━━━ Material for this exercise

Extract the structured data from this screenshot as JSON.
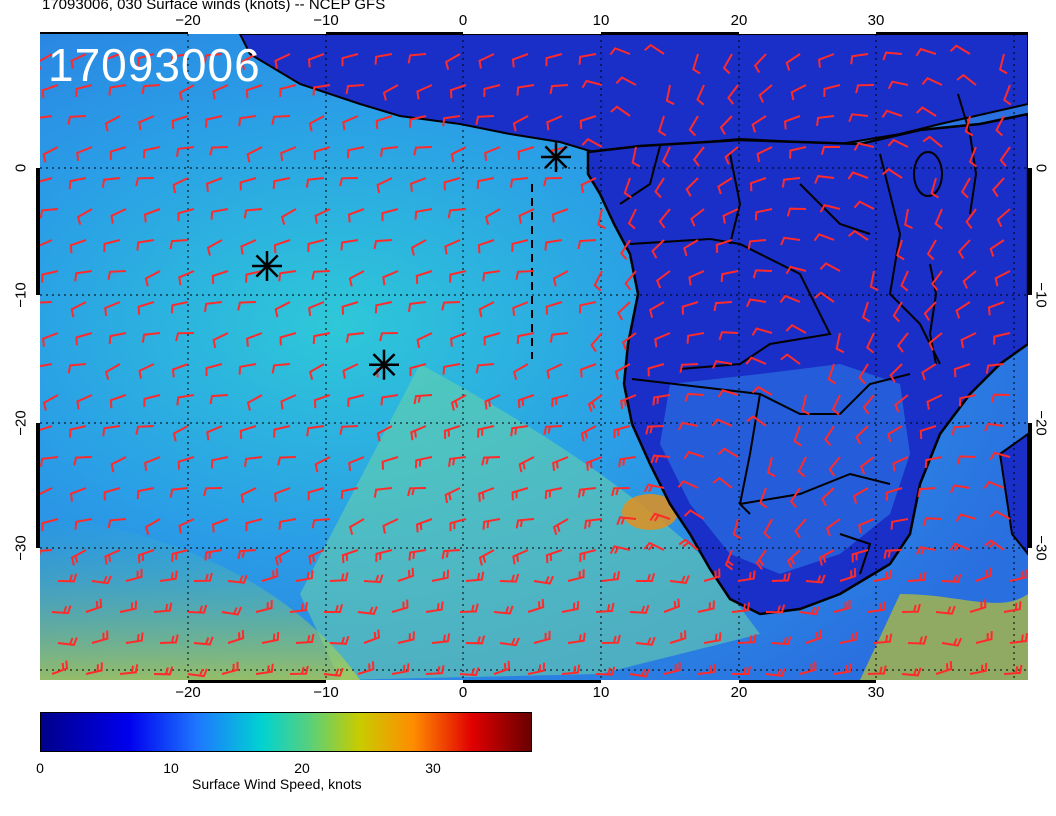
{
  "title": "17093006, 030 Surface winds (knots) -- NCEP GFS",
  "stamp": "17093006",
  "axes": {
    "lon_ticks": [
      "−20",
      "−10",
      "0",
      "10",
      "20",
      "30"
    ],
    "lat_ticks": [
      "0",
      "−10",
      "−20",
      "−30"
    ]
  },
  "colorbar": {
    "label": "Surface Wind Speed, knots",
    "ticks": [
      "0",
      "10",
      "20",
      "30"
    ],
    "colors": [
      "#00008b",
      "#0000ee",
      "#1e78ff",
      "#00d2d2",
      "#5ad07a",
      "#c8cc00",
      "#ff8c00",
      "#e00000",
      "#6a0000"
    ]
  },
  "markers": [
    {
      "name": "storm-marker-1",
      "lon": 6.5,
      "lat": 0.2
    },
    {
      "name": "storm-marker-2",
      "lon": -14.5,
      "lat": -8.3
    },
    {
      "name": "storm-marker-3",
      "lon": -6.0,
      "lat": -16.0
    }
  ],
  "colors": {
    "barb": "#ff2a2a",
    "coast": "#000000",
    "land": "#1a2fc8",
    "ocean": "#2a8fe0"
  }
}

━━━━━━

Do this: All the lines above are to be given again exactly as they read, with the pictures removed.

Output of the exercise:
Extract the structured data from this screenshot as JSON.
{
  "title": "17093006, 030 Surface winds (knots) -- NCEP GFS",
  "stamp": "17093006",
  "axes": {
    "lon_ticks": [
      "−20",
      "−10",
      "0",
      "10",
      "20",
      "30"
    ],
    "lat_ticks": [
      "0",
      "−10",
      "−20",
      "−30"
    ]
  },
  "colorbar": {
    "label": "Surface Wind Speed, knots",
    "ticks": [
      "0",
      "10",
      "20",
      "30"
    ],
    "colors": [
      "#00008b",
      "#0000ee",
      "#1e78ff",
      "#00d2d2",
      "#5ad07a",
      "#c8cc00",
      "#ff8c00",
      "#e00000",
      "#6a0000"
    ]
  },
  "markers": [
    {
      "name": "storm-marker-1",
      "lon": 6.5,
      "lat": 0.2
    },
    {
      "name": "storm-marker-2",
      "lon": -14.5,
      "lat": -8.3
    },
    {
      "name": "storm-marker-3",
      "lon": -6.0,
      "lat": -16.0
    }
  ],
  "colors": {
    "barb": "#ff2a2a",
    "coast": "#000000",
    "land": "#1a2fc8",
    "ocean": "#2a8fe0"
  }
}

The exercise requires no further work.